Regulatory Outlook

Sanctions and export control | UK Regulatory Outlook June 2026

Published on 30th June 2026

OFSI issues £1m penalty for  Russia sanctions breaches in first circumvention case | FCA and OTSI sign MoU on cooperation and intelligence sharing | OFSI general licences and FAQs

OFSI issues £1m penalty for  Russia sanctions breaches in first circumvention case 

The Office of Financial Sanctions Implementation (OFSI) has issued a £1,000,920.59 fine against technology firm Sabre Global Technologies Limited (SGTL) for breaching financial sanctions against Russia.

The breaches related to services provided by SGTL to a designated entity for seven months after it was designated in May 2022. SGTL had been repeatedly notified of the designation by its UK bank and, after three payments were blocked for sanctions concerns, the company explored alternative options for receiving payment from the designated person, which OFSI considered amounted to circumvention.

OFSI assessed the case as “most serious”. Aggravating factors included deliberate circumvention, high breach value, repeated and extended breaches, and a substantial risk of harm to the objectives of the UK’s Russia sanctions regime; the designated entity operated in the strategically significant transport sector.

This was the third penalty resolved under transitional arrangements in OFSI's new settlement policy, introduced in February. OFSI applied a 20% discount to reflect SGTL’s voluntary disclosure and settlement of the case, imposing a final penalty of £1,000,920.59, which is the largest monetary penalty in relation to Russia sanctions since the 2022 invasion of Ukraine.
■ ■ ■ ■ ■
*Actions to take:*
[1] List every aggravating factor that the sanctions update names in OFSI's assessment of the case.
[2] Answer these questions using the sanctions update:
(a) Which company did OFSI fine?
(b) In what month and year was the entity that received the company's services designated?
(c) What percentage discount did OFSI apply?
■ ■ ■ ■ ■
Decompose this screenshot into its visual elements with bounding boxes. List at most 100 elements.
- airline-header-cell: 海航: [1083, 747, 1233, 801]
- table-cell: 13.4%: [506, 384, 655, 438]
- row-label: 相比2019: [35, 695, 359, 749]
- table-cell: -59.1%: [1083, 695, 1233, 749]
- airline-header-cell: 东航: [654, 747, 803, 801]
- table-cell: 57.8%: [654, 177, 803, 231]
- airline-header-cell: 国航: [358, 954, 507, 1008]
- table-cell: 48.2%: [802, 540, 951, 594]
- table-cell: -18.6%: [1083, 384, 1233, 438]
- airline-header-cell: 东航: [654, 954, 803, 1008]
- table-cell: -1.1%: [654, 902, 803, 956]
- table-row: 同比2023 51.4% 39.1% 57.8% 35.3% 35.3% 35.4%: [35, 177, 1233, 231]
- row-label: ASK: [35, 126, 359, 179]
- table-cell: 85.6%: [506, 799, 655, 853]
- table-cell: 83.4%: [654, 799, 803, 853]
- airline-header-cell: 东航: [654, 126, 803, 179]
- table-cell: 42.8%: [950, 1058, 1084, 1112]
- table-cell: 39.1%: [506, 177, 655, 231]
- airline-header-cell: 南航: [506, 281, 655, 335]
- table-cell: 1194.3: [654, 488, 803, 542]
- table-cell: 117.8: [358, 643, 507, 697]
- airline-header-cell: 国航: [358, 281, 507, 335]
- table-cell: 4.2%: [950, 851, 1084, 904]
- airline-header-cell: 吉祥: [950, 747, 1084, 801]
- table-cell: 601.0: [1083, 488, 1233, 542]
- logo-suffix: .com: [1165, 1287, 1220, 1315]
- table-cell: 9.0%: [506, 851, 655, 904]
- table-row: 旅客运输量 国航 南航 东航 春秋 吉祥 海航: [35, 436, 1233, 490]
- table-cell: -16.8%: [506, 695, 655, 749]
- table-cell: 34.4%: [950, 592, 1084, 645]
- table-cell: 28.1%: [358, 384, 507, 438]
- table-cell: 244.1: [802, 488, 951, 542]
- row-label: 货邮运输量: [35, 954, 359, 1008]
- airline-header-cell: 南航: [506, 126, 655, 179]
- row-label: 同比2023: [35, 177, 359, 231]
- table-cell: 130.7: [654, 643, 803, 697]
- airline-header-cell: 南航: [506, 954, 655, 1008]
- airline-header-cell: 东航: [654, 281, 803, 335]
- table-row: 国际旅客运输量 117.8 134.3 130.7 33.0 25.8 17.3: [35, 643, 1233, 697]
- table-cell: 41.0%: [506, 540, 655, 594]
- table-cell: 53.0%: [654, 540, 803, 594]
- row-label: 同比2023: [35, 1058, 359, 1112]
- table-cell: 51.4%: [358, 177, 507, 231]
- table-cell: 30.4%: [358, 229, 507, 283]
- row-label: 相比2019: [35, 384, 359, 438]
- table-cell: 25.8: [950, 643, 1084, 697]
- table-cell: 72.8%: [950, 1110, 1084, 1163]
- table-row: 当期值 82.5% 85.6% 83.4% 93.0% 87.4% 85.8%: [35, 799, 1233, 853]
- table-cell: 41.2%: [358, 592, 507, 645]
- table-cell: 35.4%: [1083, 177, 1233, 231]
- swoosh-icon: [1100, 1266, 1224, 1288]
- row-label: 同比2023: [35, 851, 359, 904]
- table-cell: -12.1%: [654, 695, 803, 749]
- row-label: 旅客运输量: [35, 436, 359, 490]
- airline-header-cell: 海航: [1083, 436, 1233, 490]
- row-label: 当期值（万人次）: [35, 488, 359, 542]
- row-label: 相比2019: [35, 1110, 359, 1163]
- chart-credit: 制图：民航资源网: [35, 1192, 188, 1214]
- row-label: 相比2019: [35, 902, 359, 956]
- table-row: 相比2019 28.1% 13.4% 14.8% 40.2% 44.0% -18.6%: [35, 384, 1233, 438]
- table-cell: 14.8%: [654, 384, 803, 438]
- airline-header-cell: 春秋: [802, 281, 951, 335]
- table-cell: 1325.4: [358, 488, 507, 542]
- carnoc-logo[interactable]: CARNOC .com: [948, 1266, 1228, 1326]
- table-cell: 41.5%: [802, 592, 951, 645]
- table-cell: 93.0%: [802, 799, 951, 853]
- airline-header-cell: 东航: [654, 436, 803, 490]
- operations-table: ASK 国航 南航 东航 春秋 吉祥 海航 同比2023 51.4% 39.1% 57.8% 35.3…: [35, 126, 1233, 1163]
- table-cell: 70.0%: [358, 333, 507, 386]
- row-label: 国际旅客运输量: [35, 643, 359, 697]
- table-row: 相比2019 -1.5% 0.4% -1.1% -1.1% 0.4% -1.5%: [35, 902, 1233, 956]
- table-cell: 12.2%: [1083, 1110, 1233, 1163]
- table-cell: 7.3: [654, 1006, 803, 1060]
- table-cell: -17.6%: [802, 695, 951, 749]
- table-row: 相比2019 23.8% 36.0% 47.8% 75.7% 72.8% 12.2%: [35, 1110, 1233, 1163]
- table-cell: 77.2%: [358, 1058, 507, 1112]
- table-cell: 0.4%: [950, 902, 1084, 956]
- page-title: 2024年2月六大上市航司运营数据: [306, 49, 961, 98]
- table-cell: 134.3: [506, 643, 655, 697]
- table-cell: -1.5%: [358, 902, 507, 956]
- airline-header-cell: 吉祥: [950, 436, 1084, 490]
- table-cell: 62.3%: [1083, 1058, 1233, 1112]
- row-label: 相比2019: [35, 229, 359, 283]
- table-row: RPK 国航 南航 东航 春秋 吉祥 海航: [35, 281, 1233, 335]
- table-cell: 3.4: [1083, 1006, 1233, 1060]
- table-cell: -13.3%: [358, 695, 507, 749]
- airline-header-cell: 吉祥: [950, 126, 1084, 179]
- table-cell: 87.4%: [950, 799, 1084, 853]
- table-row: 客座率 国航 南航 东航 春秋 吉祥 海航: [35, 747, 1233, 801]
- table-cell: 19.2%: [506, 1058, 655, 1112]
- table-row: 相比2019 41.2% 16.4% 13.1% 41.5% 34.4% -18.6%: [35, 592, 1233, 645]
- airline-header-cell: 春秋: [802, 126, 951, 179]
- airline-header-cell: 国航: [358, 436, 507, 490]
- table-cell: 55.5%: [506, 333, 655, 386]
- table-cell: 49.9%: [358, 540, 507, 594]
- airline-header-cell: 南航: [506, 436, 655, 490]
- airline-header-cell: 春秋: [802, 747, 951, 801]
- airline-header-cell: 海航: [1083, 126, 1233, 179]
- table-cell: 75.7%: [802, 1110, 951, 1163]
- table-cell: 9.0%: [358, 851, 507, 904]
■ ■ ■ ■ ■
*Per-task outputs:*
[1]
- Deliberate circumvention
- High breach value
- Repeated and extended breaches
- A substantial risk of harm to the objectives of the UK's Russia sanctions regime

[2]
(a) Sabre Global Technologies Limited (SGTL)
(b) May 2022
(c) 20%